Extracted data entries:
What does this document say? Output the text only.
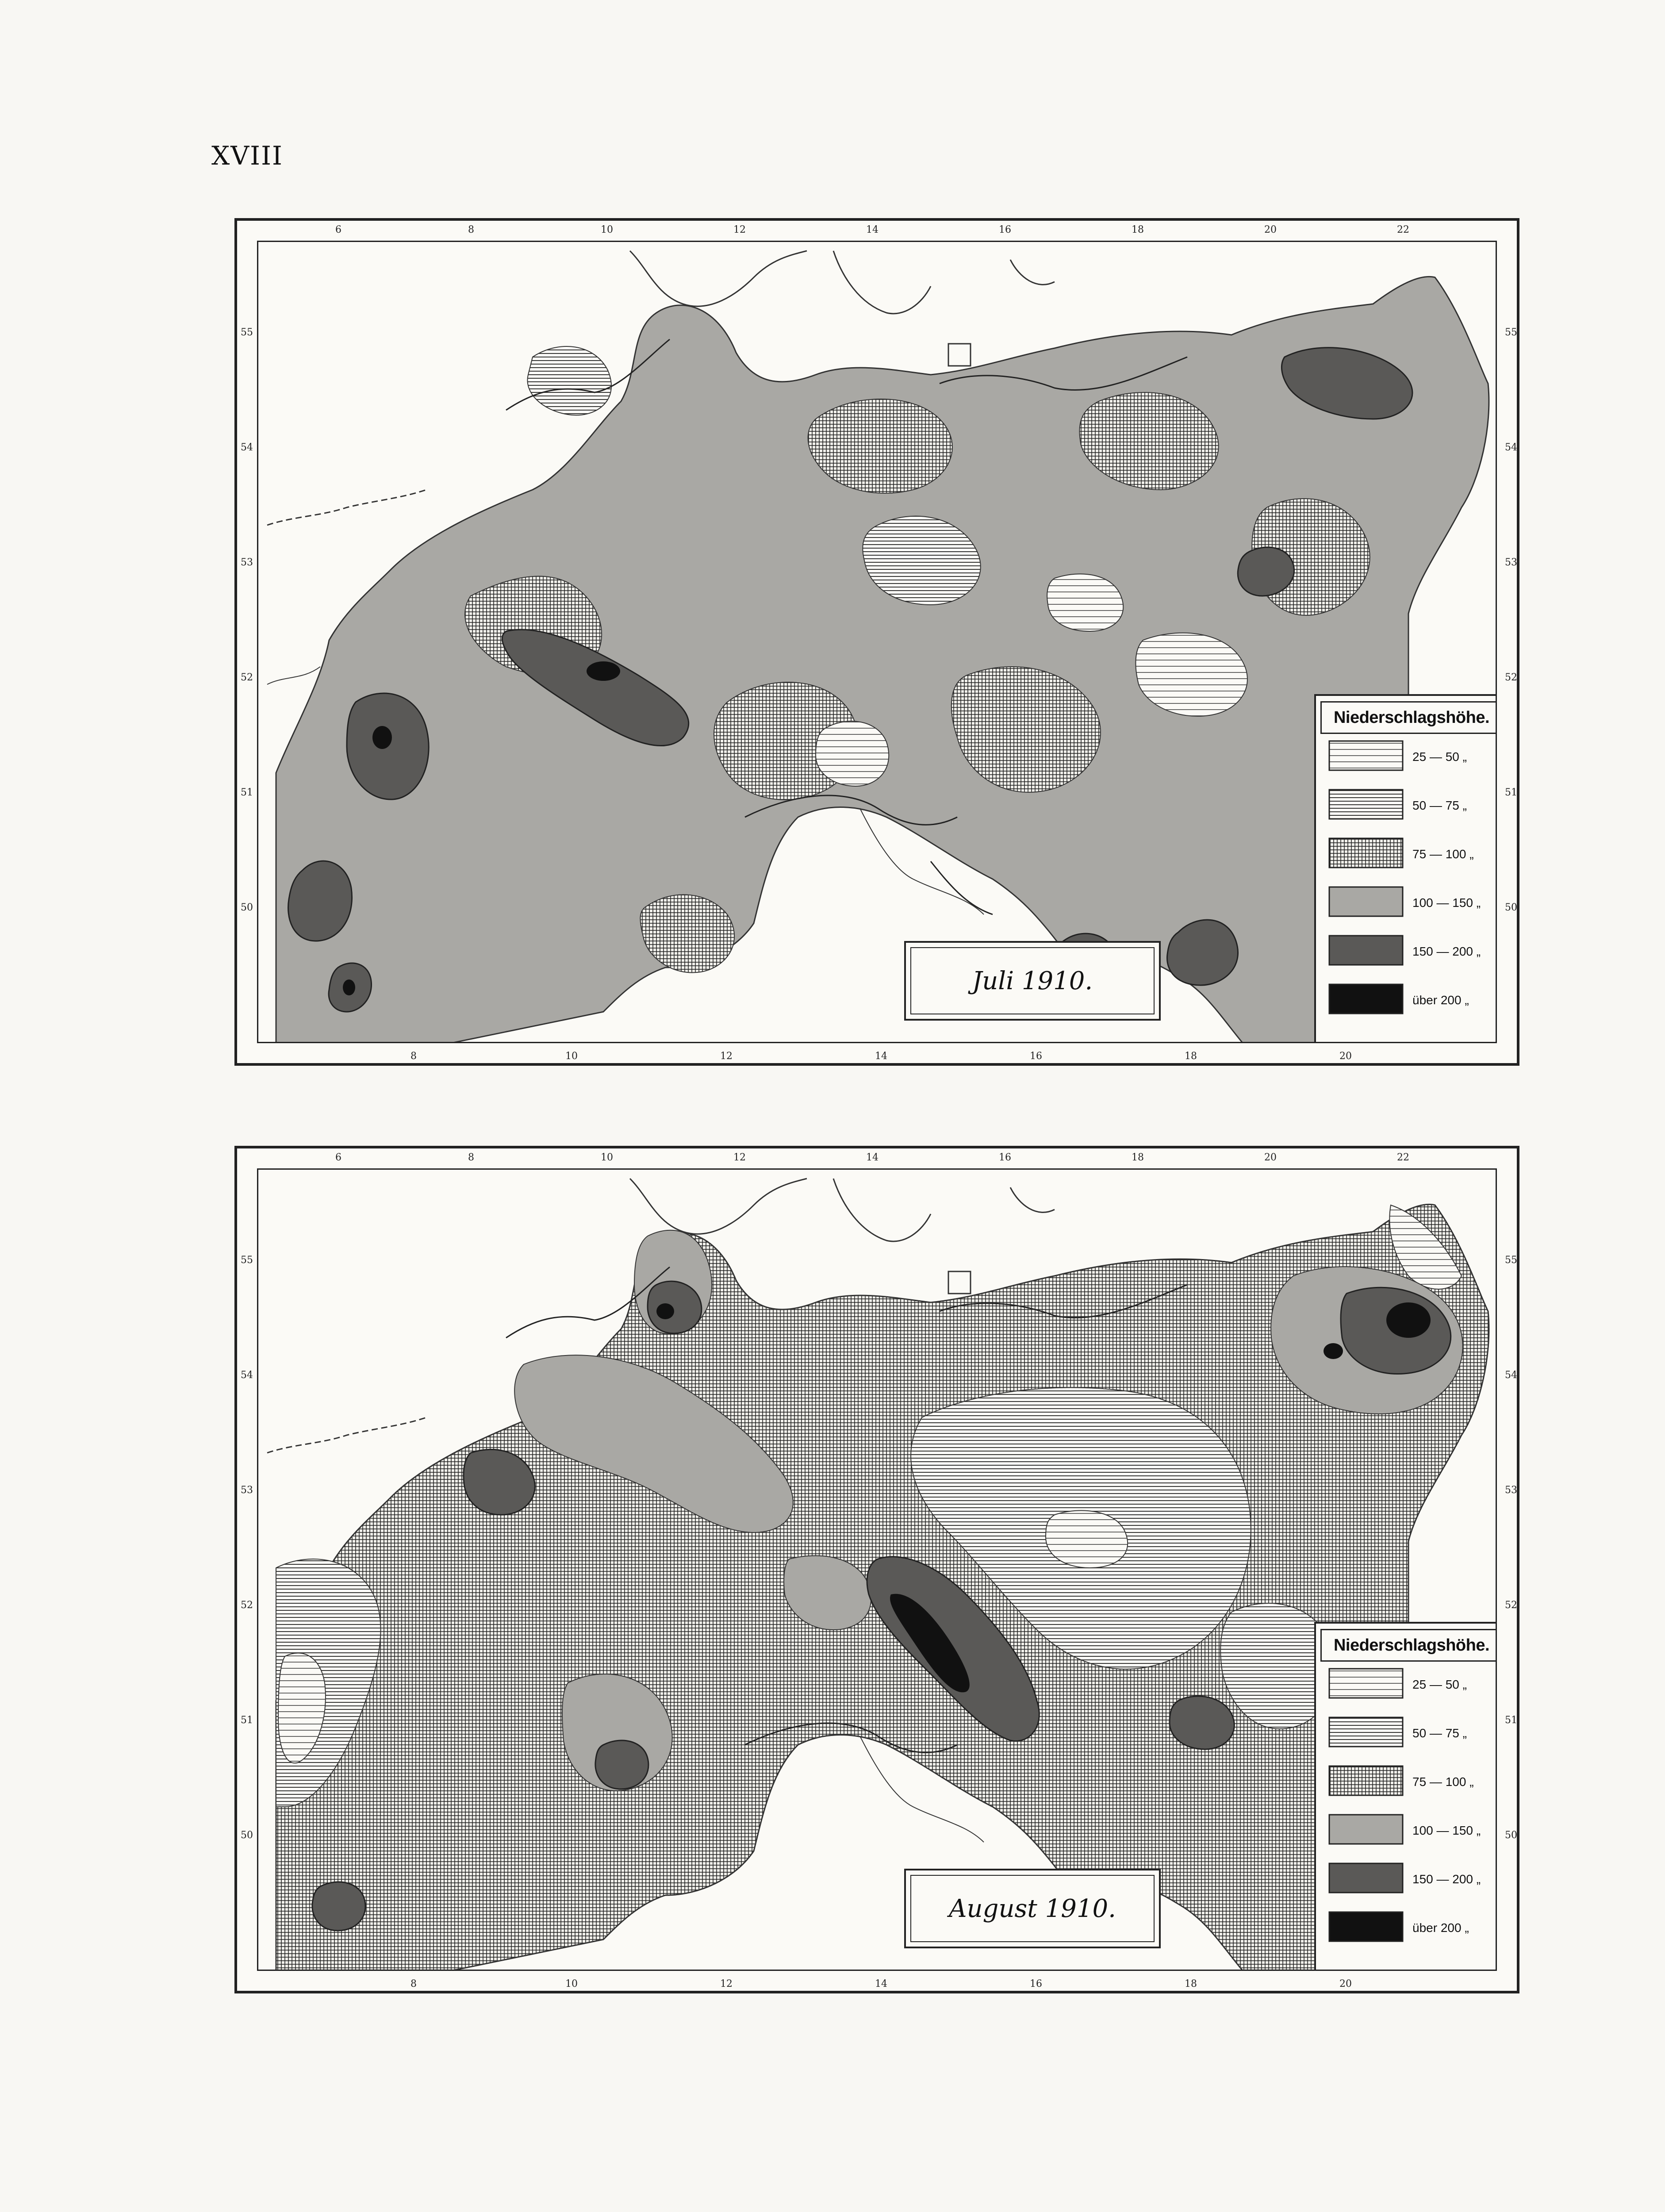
XVIII
6	8	10	12	14	16	18	20	22
8	10	12	14	16	18	20
55
54
53
52
51
50
55
54
53
52
51
50
Juli 1910.
Niederschlagshöhe.
25 — 50 „
50 — 75 „
75 — 100 „
100 — 150 „
150 — 200 „
über 200 „
6	8	10	12	14	16	18	20	22
8	10	12	14	16	18	20
55
54
53
52
51
50
55
54
53
52
51
50
August 1910.
Niederschlagshöhe.
25 — 50 „
50 — 75 „
75 — 100 „
100 — 150 „
150 — 200 „
über 200 „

What is asked: Reproduce every entry word for word, but skip any pictures.

Result below:
What does this document say? Output the text only.
XVIII
6	8	10	12	14	16	18	20	22
8	10	12	14	16	18	20
55
54
53
52
51
50
55
54
53
52
51
50
Juli 1910.
Niederschlagshöhe.
25 — 50 „
50 — 75 „
75 — 100 „
100 — 150 „
150 — 200 „
über 200 „
6	8	10	12	14	16	18	20	22
8	10	12	14	16	18	20
55
54
53
52
51
50
55
54
53
52
51
50
August 1910.
Niederschlagshöhe.
25 — 50 „
50 — 75 „
75 — 100 „
100 — 150 „
150 — 200 „
über 200 „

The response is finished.